- **WRITTEN PROBLEM**
Return the entries word for word, from the first line through the line that contains "subscribe-intro: [88, 421, 790, 450]", with both of those lines included.

- **SUPPLIED RECORDS**
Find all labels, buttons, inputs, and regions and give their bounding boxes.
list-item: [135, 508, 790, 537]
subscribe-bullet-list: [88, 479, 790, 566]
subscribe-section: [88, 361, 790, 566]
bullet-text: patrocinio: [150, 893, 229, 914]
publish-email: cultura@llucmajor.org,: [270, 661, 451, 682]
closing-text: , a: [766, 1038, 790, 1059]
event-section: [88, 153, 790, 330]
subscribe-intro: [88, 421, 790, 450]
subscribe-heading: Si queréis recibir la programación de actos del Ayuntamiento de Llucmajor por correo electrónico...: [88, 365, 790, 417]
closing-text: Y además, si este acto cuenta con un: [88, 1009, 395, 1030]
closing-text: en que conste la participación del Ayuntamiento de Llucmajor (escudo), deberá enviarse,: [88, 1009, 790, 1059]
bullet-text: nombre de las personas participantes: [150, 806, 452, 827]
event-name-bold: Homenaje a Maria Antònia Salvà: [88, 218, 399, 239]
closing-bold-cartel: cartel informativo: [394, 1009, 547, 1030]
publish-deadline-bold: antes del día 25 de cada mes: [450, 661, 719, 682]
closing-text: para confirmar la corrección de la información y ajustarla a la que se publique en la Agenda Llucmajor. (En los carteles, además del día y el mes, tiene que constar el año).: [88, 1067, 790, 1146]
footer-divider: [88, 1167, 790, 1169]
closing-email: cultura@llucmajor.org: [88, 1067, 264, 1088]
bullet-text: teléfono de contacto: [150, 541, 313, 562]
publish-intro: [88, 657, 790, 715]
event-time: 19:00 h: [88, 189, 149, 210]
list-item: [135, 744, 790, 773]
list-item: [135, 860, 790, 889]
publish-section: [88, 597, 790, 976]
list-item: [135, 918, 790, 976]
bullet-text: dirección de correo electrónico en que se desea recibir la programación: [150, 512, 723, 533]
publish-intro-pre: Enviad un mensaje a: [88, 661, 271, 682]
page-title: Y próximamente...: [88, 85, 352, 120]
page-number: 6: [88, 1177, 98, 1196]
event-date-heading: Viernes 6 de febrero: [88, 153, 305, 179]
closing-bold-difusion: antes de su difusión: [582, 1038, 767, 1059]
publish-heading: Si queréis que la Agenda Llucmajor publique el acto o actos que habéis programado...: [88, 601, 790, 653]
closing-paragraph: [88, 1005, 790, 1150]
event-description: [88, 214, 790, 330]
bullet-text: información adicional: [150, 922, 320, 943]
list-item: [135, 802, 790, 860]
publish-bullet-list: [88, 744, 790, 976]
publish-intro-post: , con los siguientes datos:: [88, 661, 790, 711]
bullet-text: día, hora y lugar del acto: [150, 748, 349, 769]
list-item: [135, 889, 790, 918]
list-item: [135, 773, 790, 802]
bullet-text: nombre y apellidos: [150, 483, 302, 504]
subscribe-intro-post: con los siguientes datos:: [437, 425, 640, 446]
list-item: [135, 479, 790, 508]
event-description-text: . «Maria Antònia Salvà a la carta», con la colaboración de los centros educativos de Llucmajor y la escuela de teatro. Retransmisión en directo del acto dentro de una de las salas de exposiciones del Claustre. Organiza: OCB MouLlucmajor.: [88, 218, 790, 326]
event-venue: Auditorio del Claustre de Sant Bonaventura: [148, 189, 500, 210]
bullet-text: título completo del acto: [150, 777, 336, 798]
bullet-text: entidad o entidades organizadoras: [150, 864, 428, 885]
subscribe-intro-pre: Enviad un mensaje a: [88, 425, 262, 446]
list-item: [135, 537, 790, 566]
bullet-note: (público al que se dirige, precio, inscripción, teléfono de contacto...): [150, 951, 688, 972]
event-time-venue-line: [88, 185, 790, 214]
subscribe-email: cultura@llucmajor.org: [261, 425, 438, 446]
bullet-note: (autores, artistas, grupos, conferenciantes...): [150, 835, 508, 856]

- **EXERCISE SOLUTION**
Find all labels, buttons, inputs, and regions and give their bounding boxes.
list-item: [135, 508, 790, 537]
subscribe-bullet-list: [88, 479, 790, 566]
subscribe-section: [88, 361, 790, 566]
bullet-text: patrocinio: [150, 893, 229, 914]
publish-email: cultura@llucmajor.org,: [270, 661, 451, 682]
closing-text: , a: [766, 1038, 790, 1059]
event-section: [88, 153, 790, 330]
subscribe-intro: [88, 421, 790, 450]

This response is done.